▶ **Written task**
Quote each line exactly, from the line that contains "What's the underlying" down to the last line of the listing, and no other lines.

▶ **Dataset entries**
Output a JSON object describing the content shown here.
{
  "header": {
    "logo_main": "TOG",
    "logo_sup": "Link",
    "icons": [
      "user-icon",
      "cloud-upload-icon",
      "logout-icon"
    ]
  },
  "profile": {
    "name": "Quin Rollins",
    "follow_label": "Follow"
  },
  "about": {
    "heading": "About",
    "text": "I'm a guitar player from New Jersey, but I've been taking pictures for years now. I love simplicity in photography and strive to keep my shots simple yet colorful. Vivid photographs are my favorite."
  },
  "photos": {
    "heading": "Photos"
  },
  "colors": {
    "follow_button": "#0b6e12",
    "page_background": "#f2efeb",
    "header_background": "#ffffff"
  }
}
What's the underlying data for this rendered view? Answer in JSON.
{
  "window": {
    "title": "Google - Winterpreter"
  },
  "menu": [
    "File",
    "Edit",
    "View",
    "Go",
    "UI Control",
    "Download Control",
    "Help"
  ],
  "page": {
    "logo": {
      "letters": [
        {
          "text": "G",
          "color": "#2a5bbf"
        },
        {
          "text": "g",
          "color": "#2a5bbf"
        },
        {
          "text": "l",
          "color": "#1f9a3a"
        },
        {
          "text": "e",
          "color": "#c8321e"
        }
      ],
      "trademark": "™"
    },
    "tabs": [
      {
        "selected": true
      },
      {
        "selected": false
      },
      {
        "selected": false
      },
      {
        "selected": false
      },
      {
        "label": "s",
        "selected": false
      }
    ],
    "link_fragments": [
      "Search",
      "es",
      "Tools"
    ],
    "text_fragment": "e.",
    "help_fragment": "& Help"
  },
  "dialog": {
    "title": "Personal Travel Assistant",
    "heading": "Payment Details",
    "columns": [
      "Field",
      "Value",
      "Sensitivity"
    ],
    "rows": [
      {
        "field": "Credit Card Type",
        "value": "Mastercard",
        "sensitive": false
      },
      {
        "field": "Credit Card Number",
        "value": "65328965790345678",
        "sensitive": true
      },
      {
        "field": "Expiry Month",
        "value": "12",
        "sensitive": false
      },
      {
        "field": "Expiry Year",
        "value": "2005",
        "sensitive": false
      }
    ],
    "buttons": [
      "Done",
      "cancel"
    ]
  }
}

▶ **Finished exercise**
What's the underlying data for this rendered view? Answer in JSON.
{
  "window": {
    "title": "Google - Winterpreter"
  },
  "menu": [
    "File",
    "Edit",
    "View",
    "Go",
    "UI Control",
    "Download Control",
    "Help"
  ],
  "page": {
    "logo": {
      "letters": [
        {
          "text": "G",
          "color": "#2a5bbf"
        },
        {
          "text": "g",
          "color": "#2a5bbf"
        },
        {
          "text": "l",
          "color": "#1f9a3a"
        },
        {
          "text": "e",
          "color": "#c8321e"
        }
      ],
      "trademark": "™"
    },
    "tabs": [
      {
        "selected": true
      },
      {
        "selected": false
      },
      {
        "selected": false
      },
      {
        "selected": false
      },
      {
        "label": "s",
        "selected": false
      }
    ],
    "link_fragments": [
      "Search",
      "es",
      "Tools"
    ],
    "text_fragment": "e.",
    "help_fragment": "& Help"
  },
  "dialog": {
    "title": "Personal Travel Assistant",
    "heading": "Payment Details",
    "columns": [
      "Field",
      "Value",
      "Sensitivity"
    ],
    "rows": [
      {
        "field": "Credit Card Type",
        "value": "Mastercard",
        "sensitive": false
      },
      {
        "field": "Credit Card Number",
        "value": "65328965790345678",
        "sensitive": true
      },
      {
        "field": "Expiry Month",
        "value": "12",
        "sensitive": false
      },
      {
        "field": "Expiry Year",
        "value": "2005",
        "sensitive": false
      }
    ],
    "buttons": [
      "Done",
      "cancel"
    ]
  }
}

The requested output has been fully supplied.